AIM
Set down each line of the data below exactly as it stands, dropping the pictures.

RECORD SET
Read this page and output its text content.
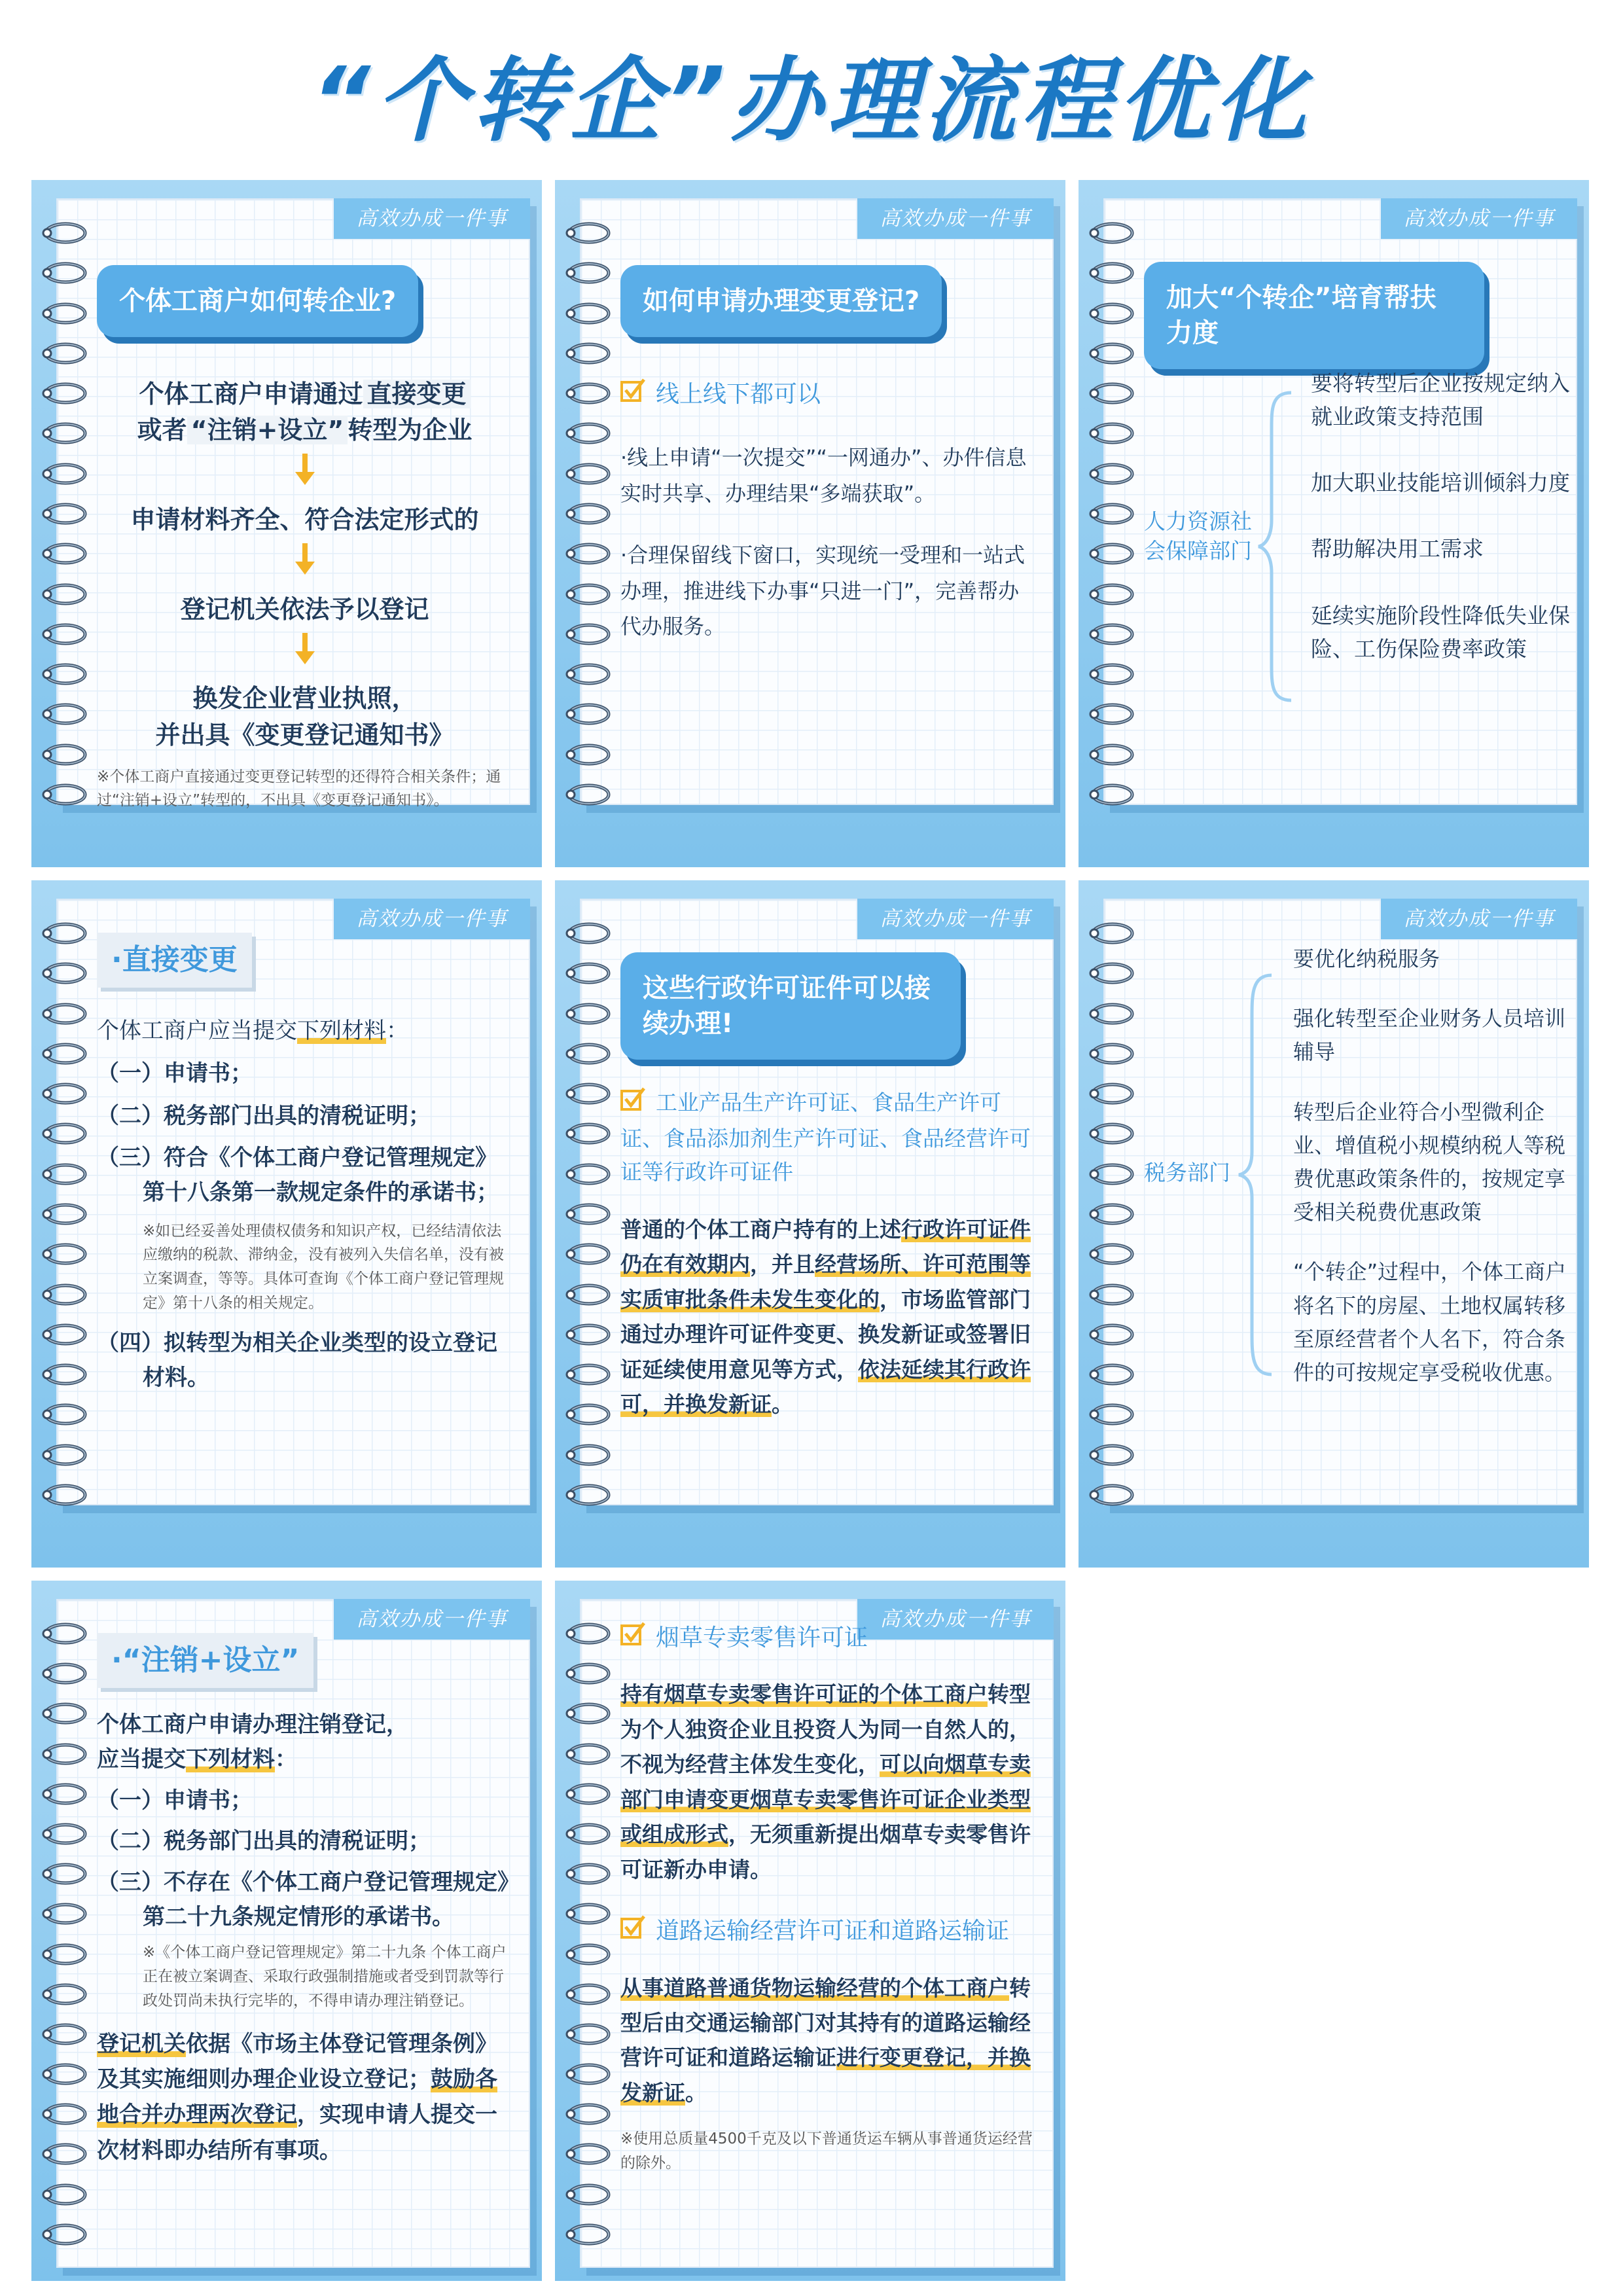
“个转企”办理流程优化
高效办成一件事
个体工商户如何转企业?
个体工商户申请通过 直接变更
或者 “注销+设立” 转型为企业
申请材料齐全、符合法定形式的
登记机关依法予以登记
换发企业营业执照，
并出具《变更登记通知书》
※个体工商户直接通过变更登记转型的还得符合相关条件；通过“注销+设立”转型的，不出具《变更登记通知书》。
高效办成一件事
如何申请办理变更登记?
线上线下都可以
·线上申请“一次提交”“一网通办”、办件信息实时共享、办理结果“多端获取”。
·合理保留线下窗口，实现统一受理和一站式办理，推进线下办事“只进一门”，完善帮办代办服务。
高效办成一件事
加大“个转企”培育帮扶力度
人力资源社会保障部门
要将转型后企业按规定纳入就业政策支持范围
加大职业技能培训倾斜力度
帮助解决用工需求
延续实施阶段性降低失业保险、工伤保险费率政策
高效办成一件事
·直接变更
个体工商户应当提交下列材料：
（一）申请书；
（二）税务部门出具的清税证明；
（三）符合《个体工商户登记管理规定》
第十八条第一款规定条件的承诺书；
※如已经妥善处理债权债务和知识产权，已经结清依法应缴纳的税款、滞纳金，没有被列入失信名单，没有被立案调查，等等。具体可查询《个体工商户登记管理规定》第十八条的相关规定。
（四）拟转型为相关企业类型的设立登记
材料。
高效办成一件事
这些行政许可证件可以接续办理!
工业产品生产许可证、食品生产许可证、食品添加剂生产许可证、食品经营许可证等行政许可证件
普通的个体工商户持有的上述行政许可证件仍在有效期内，并且经营场所、许可范围等实质审批条件未发生变化的，市场监管部门通过办理许可证件变更、换发新证或签署旧证延续使用意见等方式，依法延续其行政许可，并换发新证。
高效办成一件事
税务部门
要优化纳税服务
强化转型至企业财务人员培训辅导
转型后企业符合小型微利企业、增值税小规模纳税人等税费优惠政策条件的，按规定享受相关税费优惠政策
“个转企”过程中，个体工商户将名下的房屋、土地权属转移至原经营者个人名下，符合条件的可按规定享受税收优惠。
高效办成一件事
·“注销+设立”
个体工商户申请办理注销登记，
应当提交下列材料：
（一）申请书；
（二）税务部门出具的清税证明；
（三）不存在《个体工商户登记管理规定》
第二十九条规定情形的承诺书。
※《个体工商户登记管理规定》第二十九条 个体工商户正在被立案调查、采取行政强制措施或者受到罚款等行政处罚尚未执行完毕的，不得申请办理注销登记。
登记机关依据《市场主体登记管理条例》及其实施细则办理企业设立登记；鼓励各地合并办理两次登记，实现申请人提交一次材料即办结所有事项。
高效办成一件事
烟草专卖零售许可证
持有烟草专卖零售许可证的个体工商户转型为个人独资企业且投资人为同一自然人的，不视为经营主体发生变化，可以向烟草专卖部门申请变更烟草专卖零售许可证企业类型或组成形式，无须重新提出烟草专卖零售许可证新办申请。
道路运输经营许可证和道路运输证
从事道路普通货物运输经营的个体工商户转型后由交通运输部门对其持有的道路运输经营许可证和道路运输证进行变更登记，并换发新证。
※使用总质量4500千克及以下普通货运车辆从事普通货运经营的除外。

CORRECT RESULT
Read this page and output its text content.
“个转企”办理流程优化
高效办成一件事
个体工商户如何转企业?
个体工商户申请通过 直接变更
或者 “注销+设立” 转型为企业
申请材料齐全、符合法定形式的
登记机关依法予以登记
换发企业营业执照，
并出具《变更登记通知书》
※个体工商户直接通过变更登记转型的还得符合相关条件；通过“注销+设立”转型的，不出具《变更登记通知书》。
高效办成一件事
如何申请办理变更登记?
线上线下都可以
·线上申请“一次提交”“一网通办”、办件信息实时共享、办理结果“多端获取”。
·合理保留线下窗口，实现统一受理和一站式办理，推进线下办事“只进一门”，完善帮办代办服务。
高效办成一件事
加大“个转企”培育帮扶力度
人力资源社会保障部门
要将转型后企业按规定纳入就业政策支持范围
加大职业技能培训倾斜力度
帮助解决用工需求
延续实施阶段性降低失业保险、工伤保险费率政策
高效办成一件事
·直接变更
个体工商户应当提交下列材料：
（一）申请书；
（二）税务部门出具的清税证明；
（三）符合《个体工商户登记管理规定》
第十八条第一款规定条件的承诺书；
※如已经妥善处理债权债务和知识产权，已经结清依法应缴纳的税款、滞纳金，没有被列入失信名单，没有被立案调查，等等。具体可查询《个体工商户登记管理规定》第十八条的相关规定。
（四）拟转型为相关企业类型的设立登记
材料。
高效办成一件事
这些行政许可证件可以接续办理!
工业产品生产许可证、食品生产许可证、食品添加剂生产许可证、食品经营许可证等行政许可证件
普通的个体工商户持有的上述行政许可证件仍在有效期内，并且经营场所、许可范围等实质审批条件未发生变化的，市场监管部门通过办理许可证件变更、换发新证或签署旧证延续使用意见等方式，依法延续其行政许可，并换发新证。
高效办成一件事
税务部门
要优化纳税服务
强化转型至企业财务人员培训辅导
转型后企业符合小型微利企业、增值税小规模纳税人等税费优惠政策条件的，按规定享受相关税费优惠政策
“个转企”过程中，个体工商户将名下的房屋、土地权属转移至原经营者个人名下，符合条件的可按规定享受税收优惠。
高效办成一件事
·“注销+设立”
个体工商户申请办理注销登记，
应当提交下列材料：
（一）申请书；
（二）税务部门出具的清税证明；
（三）不存在《个体工商户登记管理规定》
第二十九条规定情形的承诺书。
※《个体工商户登记管理规定》第二十九条 个体工商户正在被立案调查、采取行政强制措施或者受到罚款等行政处罚尚未执行完毕的，不得申请办理注销登记。
登记机关依据《市场主体登记管理条例》及其实施细则办理企业设立登记；鼓励各地合并办理两次登记，实现申请人提交一次材料即办结所有事项。
高效办成一件事
烟草专卖零售许可证
持有烟草专卖零售许可证的个体工商户转型为个人独资企业且投资人为同一自然人的，不视为经营主体发生变化，可以向烟草专卖部门申请变更烟草专卖零售许可证企业类型或组成形式，无须重新提出烟草专卖零售许可证新办申请。
道路运输经营许可证和道路运输证
从事道路普通货物运输经营的个体工商户转型后由交通运输部门对其持有的道路运输经营许可证和道路运输证进行变更登记，并换发新证。
※使用总质量4500千克及以下普通货运车辆从事普通货运经营的除外。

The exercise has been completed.